Instructions for the task – From the listing below, pull out every line that contains the string "source".
++++ Data to process
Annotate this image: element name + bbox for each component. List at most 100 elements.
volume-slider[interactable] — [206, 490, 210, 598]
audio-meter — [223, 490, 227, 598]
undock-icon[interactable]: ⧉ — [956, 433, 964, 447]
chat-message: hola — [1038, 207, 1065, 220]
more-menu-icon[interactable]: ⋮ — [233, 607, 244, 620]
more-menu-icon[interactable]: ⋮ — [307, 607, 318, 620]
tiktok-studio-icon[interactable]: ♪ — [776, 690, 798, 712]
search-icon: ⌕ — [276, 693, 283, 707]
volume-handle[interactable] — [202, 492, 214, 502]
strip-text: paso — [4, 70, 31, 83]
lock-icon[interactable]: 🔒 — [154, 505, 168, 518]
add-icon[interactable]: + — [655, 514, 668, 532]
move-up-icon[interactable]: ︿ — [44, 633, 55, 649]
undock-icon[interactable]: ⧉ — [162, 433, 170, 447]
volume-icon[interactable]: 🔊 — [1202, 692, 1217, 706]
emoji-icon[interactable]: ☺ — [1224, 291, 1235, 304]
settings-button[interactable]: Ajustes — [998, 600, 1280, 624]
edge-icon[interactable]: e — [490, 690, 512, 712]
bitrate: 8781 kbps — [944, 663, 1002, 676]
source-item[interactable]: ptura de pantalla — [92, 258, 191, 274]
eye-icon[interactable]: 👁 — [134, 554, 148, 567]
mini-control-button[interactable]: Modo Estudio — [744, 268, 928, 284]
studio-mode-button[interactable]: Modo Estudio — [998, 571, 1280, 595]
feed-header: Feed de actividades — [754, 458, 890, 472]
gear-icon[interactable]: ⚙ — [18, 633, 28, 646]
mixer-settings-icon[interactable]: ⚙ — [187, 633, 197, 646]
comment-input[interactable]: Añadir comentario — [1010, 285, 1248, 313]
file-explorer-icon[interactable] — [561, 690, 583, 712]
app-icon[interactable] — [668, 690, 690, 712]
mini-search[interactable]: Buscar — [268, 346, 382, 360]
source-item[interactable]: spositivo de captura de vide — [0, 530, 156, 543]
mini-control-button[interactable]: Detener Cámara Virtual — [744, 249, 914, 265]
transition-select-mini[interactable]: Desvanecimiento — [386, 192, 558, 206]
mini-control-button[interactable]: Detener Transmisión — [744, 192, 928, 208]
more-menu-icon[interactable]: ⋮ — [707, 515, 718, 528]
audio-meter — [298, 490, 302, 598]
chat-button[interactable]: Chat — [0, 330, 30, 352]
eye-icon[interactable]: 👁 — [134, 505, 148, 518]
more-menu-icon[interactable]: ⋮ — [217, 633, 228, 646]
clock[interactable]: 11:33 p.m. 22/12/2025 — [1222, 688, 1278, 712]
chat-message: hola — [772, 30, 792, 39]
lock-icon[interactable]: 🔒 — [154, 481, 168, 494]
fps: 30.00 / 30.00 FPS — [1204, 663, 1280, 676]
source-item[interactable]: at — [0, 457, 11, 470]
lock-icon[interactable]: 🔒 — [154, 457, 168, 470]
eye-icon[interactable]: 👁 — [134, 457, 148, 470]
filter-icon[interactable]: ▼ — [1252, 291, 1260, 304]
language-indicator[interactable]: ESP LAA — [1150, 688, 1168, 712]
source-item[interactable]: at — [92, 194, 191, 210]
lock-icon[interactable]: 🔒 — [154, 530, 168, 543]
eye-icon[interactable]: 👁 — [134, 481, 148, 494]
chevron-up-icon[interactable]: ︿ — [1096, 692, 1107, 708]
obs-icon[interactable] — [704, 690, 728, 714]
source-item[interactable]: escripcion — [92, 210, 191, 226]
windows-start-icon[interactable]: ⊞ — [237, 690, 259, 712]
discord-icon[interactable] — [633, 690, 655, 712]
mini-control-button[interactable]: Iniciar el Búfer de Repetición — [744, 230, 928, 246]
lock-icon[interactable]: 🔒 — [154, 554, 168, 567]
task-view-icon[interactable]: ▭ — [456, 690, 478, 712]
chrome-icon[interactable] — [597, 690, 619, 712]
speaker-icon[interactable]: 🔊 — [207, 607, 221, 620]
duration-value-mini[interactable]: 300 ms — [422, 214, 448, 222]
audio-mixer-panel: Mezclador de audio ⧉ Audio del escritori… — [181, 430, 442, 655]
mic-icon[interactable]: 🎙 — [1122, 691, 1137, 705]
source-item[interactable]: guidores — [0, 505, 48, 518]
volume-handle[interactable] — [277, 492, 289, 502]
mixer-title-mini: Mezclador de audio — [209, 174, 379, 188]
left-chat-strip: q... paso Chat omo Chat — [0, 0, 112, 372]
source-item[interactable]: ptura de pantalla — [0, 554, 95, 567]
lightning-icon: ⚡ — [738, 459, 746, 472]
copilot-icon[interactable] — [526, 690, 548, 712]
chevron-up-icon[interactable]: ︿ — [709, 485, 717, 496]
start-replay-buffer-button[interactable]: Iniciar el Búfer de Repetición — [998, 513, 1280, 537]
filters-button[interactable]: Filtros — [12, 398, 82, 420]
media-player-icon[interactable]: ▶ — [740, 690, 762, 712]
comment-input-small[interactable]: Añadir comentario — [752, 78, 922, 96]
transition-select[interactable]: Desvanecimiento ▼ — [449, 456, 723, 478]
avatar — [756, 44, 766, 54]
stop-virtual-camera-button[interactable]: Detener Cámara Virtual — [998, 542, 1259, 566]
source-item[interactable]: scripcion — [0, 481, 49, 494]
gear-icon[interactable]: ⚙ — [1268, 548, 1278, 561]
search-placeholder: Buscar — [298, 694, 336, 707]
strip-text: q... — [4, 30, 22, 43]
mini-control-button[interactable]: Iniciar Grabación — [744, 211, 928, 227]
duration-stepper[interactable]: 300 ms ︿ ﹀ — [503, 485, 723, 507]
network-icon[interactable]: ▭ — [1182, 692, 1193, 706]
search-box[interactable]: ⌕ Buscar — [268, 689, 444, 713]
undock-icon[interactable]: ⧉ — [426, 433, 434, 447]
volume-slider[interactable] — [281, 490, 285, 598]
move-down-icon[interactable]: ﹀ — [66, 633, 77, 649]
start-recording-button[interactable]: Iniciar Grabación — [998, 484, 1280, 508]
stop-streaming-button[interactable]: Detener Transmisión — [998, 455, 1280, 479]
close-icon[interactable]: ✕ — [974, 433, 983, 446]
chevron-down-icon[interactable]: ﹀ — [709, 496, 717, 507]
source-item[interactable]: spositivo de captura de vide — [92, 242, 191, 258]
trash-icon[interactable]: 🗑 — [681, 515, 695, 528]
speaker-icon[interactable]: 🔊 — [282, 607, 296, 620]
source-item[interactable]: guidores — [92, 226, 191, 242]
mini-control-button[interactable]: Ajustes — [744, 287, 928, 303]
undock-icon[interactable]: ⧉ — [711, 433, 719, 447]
++++++++
Task answer –
source-item[interactable]: ptura de pantalla — [92, 258, 191, 274]
source-item[interactable]: spositivo de captura de vide — [0, 530, 156, 543]
source-item[interactable]: at — [0, 457, 11, 470]
source-item[interactable]: at — [92, 194, 191, 210]
source-item[interactable]: escripcion — [92, 210, 191, 226]
source-item[interactable]: guidores — [0, 505, 48, 518]
source-item[interactable]: ptura de pantalla — [0, 554, 95, 567]
source-item[interactable]: scripcion — [0, 481, 49, 494]
source-item[interactable]: spositivo de captura de vide — [92, 242, 191, 258]
source-item[interactable]: guidores — [92, 226, 191, 242]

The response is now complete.